What is required
Restate the full listing word for word and leave the pictures out.

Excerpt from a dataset
*****

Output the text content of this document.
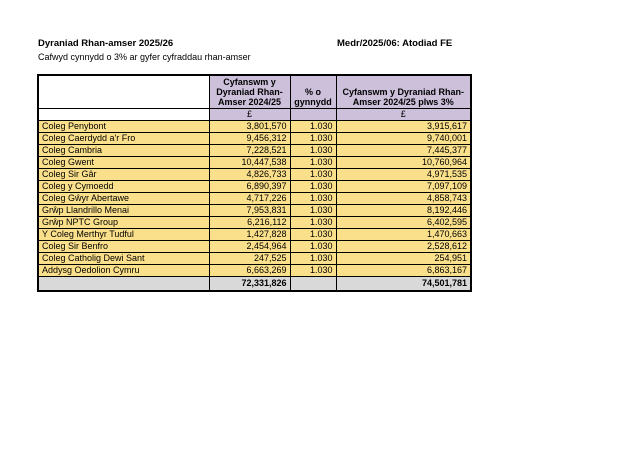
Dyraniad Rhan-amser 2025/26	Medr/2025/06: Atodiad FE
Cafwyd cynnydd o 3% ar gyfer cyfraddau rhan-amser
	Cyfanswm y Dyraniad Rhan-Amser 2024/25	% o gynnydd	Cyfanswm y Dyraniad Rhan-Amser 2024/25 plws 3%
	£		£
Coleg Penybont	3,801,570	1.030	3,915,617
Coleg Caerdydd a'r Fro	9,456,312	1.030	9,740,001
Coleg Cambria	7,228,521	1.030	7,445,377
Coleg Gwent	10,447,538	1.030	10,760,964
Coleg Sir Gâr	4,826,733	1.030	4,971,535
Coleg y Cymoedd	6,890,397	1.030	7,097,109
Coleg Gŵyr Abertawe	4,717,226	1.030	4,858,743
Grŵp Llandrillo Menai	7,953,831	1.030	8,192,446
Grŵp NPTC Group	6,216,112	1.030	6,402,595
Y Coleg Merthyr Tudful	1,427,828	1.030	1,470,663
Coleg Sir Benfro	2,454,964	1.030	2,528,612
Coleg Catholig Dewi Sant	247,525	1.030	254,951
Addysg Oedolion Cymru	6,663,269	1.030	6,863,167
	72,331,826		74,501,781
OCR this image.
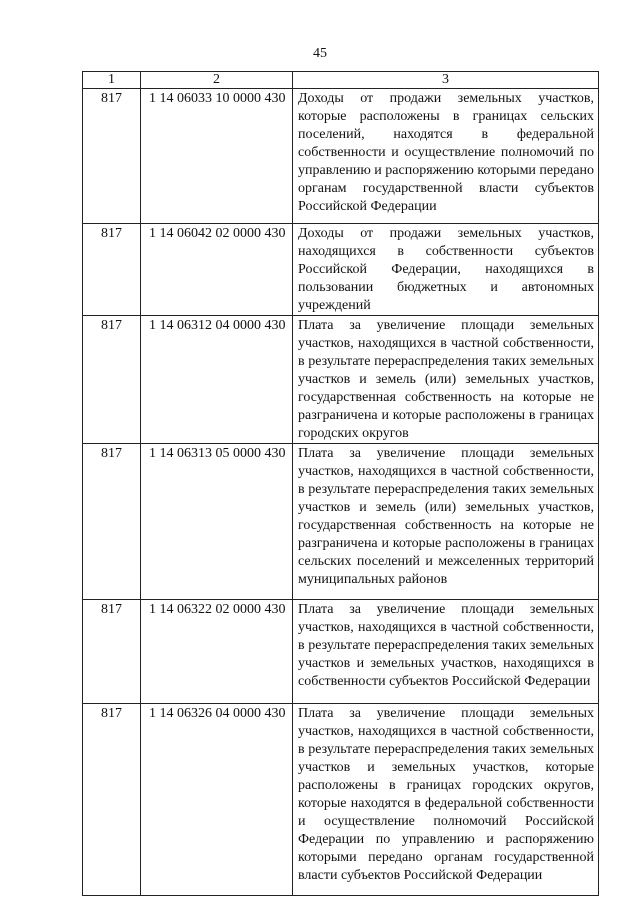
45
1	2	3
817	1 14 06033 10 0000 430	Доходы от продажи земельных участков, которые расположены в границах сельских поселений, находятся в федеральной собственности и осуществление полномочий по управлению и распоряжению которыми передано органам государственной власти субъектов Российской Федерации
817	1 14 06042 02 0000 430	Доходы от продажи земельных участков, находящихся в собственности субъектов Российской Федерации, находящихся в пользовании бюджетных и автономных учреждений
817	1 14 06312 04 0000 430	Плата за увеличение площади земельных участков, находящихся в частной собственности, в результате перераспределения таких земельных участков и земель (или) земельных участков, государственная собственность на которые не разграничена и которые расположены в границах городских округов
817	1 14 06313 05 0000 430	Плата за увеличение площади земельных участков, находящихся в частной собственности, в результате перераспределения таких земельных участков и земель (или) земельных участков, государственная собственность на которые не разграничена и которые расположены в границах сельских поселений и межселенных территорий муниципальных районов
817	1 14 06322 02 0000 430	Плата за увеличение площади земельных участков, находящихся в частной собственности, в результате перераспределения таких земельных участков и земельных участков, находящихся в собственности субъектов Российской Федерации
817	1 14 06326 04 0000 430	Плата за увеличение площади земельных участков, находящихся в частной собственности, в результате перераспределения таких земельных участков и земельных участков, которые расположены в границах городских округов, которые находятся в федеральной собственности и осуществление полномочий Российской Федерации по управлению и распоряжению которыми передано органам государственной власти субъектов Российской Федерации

*****

Written response
Output the text content of this document.
Dyraniad Rhan-amser 2025/26	Medr/2025/06: Atodiad FE
Cafwyd cynnydd o 3% ar gyfer cyfraddau rhan-amser
	Cyfanswm y Dyraniad Rhan-Amser 2024/25	% o gynnydd	Cyfanswm y Dyraniad Rhan-Amser 2024/25 plws 3%
	£		£
Coleg Penybont	3,801,570	1.030	3,915,617
Coleg Caerdydd a'r Fro	9,456,312	1.030	9,740,001
Coleg Cambria	7,228,521	1.030	7,445,377
Coleg Gwent	10,447,538	1.030	10,760,964
Coleg Sir Gâr	4,826,733	1.030	4,971,535
Coleg y Cymoedd	6,890,397	1.030	7,097,109
Coleg Gŵyr Abertawe	4,717,226	1.030	4,858,743
Grŵp Llandrillo Menai	7,953,831	1.030	8,192,446
Grŵp NPTC Group	6,216,112	1.030	6,402,595
Y Coleg Merthyr Tudful	1,427,828	1.030	1,470,663
Coleg Sir Benfro	2,454,964	1.030	2,528,612
Coleg Catholig Dewi Sant	247,525	1.030	254,951
Addysg Oedolion Cymru	6,663,269	1.030	6,863,167
	72,331,826		74,501,781
OCR this image.
45
1	2	3
817	1 14 06033 10 0000 430	Доходы от продажи земельных участков, которые расположены в границах сельских поселений, находятся в федеральной собственности и осуществление полномочий по управлению и распоряжению которыми передано органам государственной власти субъектов Российской Федерации
817	1 14 06042 02 0000 430	Доходы от продажи земельных участков, находящихся в собственности субъектов Российской Федерации, находящихся в пользовании бюджетных и автономных учреждений
817	1 14 06312 04 0000 430	Плата за увеличение площади земельных участков, находящихся в частной собственности, в результате перераспределения таких земельных участков и земель (или) земельных участков, государственная собственность на которые не разграничена и которые расположены в границах городских округов
817	1 14 06313 05 0000 430	Плата за увеличение площади земельных участков, находящихся в частной собственности, в результате перераспределения таких земельных участков и земель (или) земельных участков, государственная собственность на которые не разграничена и которые расположены в границах сельских поселений и межселенных территорий муниципальных районов
817	1 14 06322 02 0000 430	Плата за увеличение площади земельных участков, находящихся в частной собственности, в результате перераспределения таких земельных участков и земельных участков, находящихся в собственности субъектов Российской Федерации
817	1 14 06326 04 0000 430	Плата за увеличение площади земельных участков, находящихся в частной собственности, в результате перераспределения таких земельных участков и земельных участков, которые расположены в границах городских округов, которые находятся в федеральной собственности и осуществление полномочий Российской Федерации по управлению и распоряжению которыми передано органам государственной власти субъектов Российской Федерации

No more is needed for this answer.